--- begin MATERIAL PROVIDED ---

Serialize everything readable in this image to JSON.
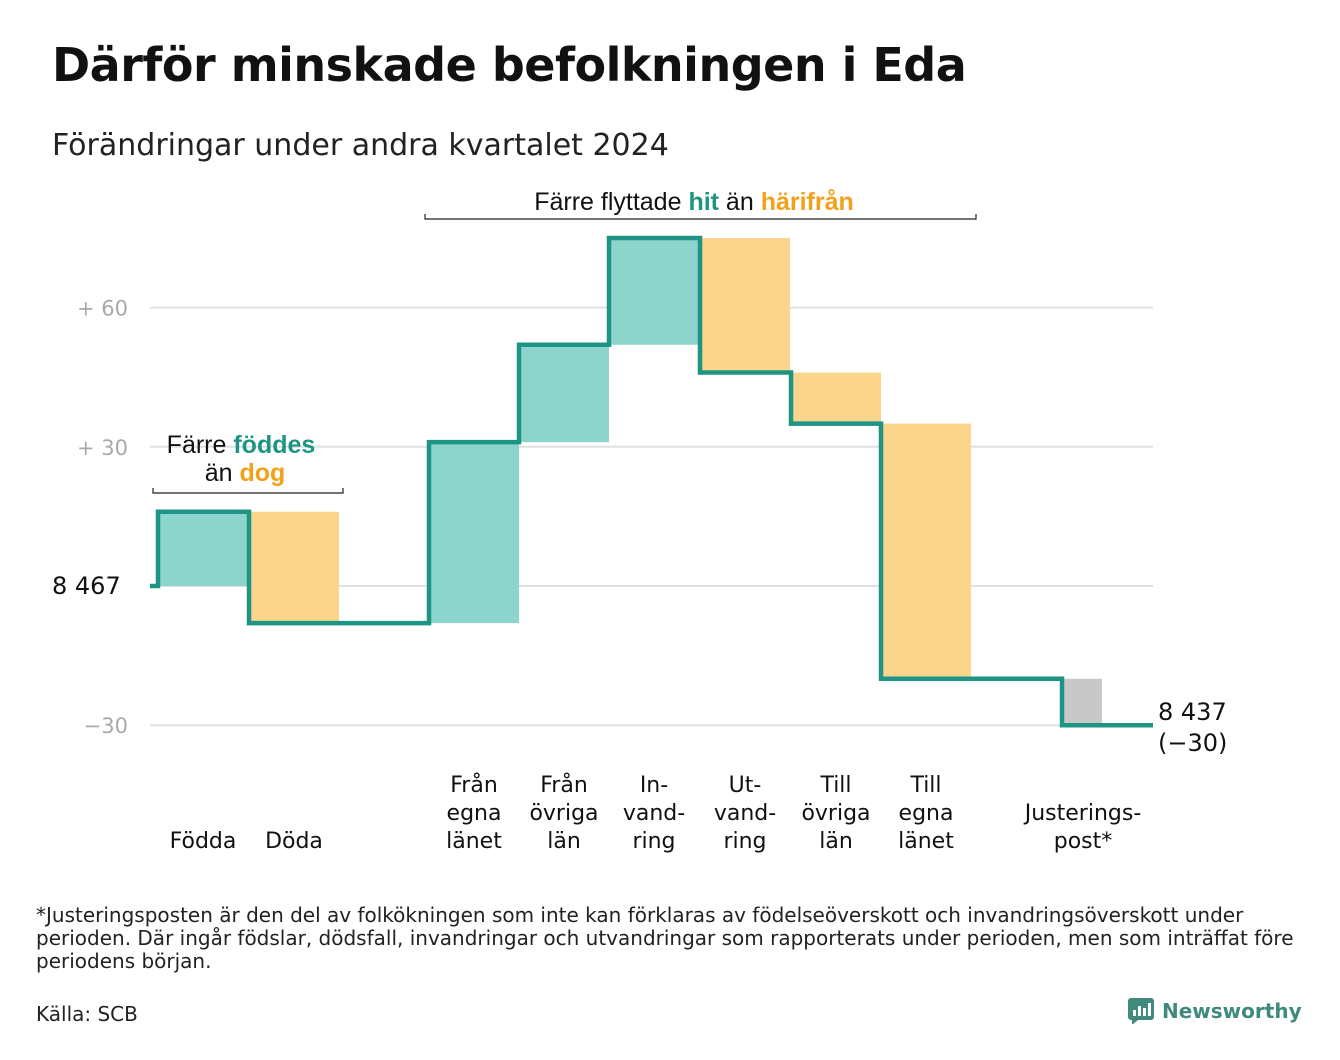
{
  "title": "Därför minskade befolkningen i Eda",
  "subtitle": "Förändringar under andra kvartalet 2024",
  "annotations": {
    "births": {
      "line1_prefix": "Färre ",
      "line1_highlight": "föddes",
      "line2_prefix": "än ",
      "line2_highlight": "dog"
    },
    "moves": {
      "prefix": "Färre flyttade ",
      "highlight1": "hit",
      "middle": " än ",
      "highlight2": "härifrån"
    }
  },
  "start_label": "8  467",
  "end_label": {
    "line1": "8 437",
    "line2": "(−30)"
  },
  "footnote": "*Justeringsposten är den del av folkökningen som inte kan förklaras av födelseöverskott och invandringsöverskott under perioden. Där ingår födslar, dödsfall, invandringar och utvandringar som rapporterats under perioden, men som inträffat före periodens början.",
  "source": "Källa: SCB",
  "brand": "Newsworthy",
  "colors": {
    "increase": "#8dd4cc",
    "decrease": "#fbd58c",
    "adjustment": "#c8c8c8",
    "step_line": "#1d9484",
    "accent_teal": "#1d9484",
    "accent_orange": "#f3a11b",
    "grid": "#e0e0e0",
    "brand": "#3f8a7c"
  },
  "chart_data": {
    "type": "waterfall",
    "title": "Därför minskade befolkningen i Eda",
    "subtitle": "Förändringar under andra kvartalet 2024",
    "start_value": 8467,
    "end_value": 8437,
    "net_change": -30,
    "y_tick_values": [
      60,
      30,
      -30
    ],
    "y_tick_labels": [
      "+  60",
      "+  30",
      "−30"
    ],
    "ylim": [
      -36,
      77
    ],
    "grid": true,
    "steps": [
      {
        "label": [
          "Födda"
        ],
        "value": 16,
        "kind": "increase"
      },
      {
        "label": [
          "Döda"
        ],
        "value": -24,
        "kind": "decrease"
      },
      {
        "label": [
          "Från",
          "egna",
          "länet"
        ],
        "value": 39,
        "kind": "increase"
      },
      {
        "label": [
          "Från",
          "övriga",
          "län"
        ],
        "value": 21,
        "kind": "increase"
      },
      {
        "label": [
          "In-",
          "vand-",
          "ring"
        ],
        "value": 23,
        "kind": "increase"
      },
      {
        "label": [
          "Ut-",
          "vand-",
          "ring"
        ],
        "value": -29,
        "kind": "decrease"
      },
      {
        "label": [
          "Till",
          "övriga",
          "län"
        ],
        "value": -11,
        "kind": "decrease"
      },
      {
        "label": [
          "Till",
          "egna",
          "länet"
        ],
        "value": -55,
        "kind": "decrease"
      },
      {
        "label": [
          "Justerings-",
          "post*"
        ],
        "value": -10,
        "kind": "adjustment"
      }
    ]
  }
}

--- end MATERIAL PROVIDED ---

WHAT TO WORK ON -> Repeat the data in full and exactly. Omit pictures.

THE RESULT ->
Serialize everything readable in this image to JSON.
{
  "title": "Därför minskade befolkningen i Eda",
  "subtitle": "Förändringar under andra kvartalet 2024",
  "annotations": {
    "births": {
      "line1_prefix": "Färre ",
      "line1_highlight": "föddes",
      "line2_prefix": "än ",
      "line2_highlight": "dog"
    },
    "moves": {
      "prefix": "Färre flyttade ",
      "highlight1": "hit",
      "middle": " än ",
      "highlight2": "härifrån"
    }
  },
  "start_label": "8  467",
  "end_label": {
    "line1": "8 437",
    "line2": "(−30)"
  },
  "footnote": "*Justeringsposten är den del av folkökningen som inte kan förklaras av födelseöverskott och invandringsöverskott under perioden. Där ingår födslar, dödsfall, invandringar och utvandringar som rapporterats under perioden, men som inträffat före periodens början.",
  "source": "Källa: SCB",
  "brand": "Newsworthy",
  "colors": {
    "increase": "#8dd4cc",
    "decrease": "#fbd58c",
    "adjustment": "#c8c8c8",
    "step_line": "#1d9484",
    "accent_teal": "#1d9484",
    "accent_orange": "#f3a11b",
    "grid": "#e0e0e0",
    "brand": "#3f8a7c"
  },
  "chart_data": {
    "type": "waterfall",
    "title": "Därför minskade befolkningen i Eda",
    "subtitle": "Förändringar under andra kvartalet 2024",
    "start_value": 8467,
    "end_value": 8437,
    "net_change": -30,
    "y_tick_values": [
      60,
      30,
      -30
    ],
    "y_tick_labels": [
      "+  60",
      "+  30",
      "−30"
    ],
    "ylim": [
      -36,
      77
    ],
    "grid": true,
    "steps": [
      {
        "label": [
          "Födda"
        ],
        "value": 16,
        "kind": "increase"
      },
      {
        "label": [
          "Döda"
        ],
        "value": -24,
        "kind": "decrease"
      },
      {
        "label": [
          "Från",
          "egna",
          "länet"
        ],
        "value": 39,
        "kind": "increase"
      },
      {
        "label": [
          "Från",
          "övriga",
          "län"
        ],
        "value": 21,
        "kind": "increase"
      },
      {
        "label": [
          "In-",
          "vand-",
          "ring"
        ],
        "value": 23,
        "kind": "increase"
      },
      {
        "label": [
          "Ut-",
          "vand-",
          "ring"
        ],
        "value": -29,
        "kind": "decrease"
      },
      {
        "label": [
          "Till",
          "övriga",
          "län"
        ],
        "value": -11,
        "kind": "decrease"
      },
      {
        "label": [
          "Till",
          "egna",
          "länet"
        ],
        "value": -55,
        "kind": "decrease"
      },
      {
        "label": [
          "Justerings-",
          "post*"
        ],
        "value": -10,
        "kind": "adjustment"
      }
    ]
  }
}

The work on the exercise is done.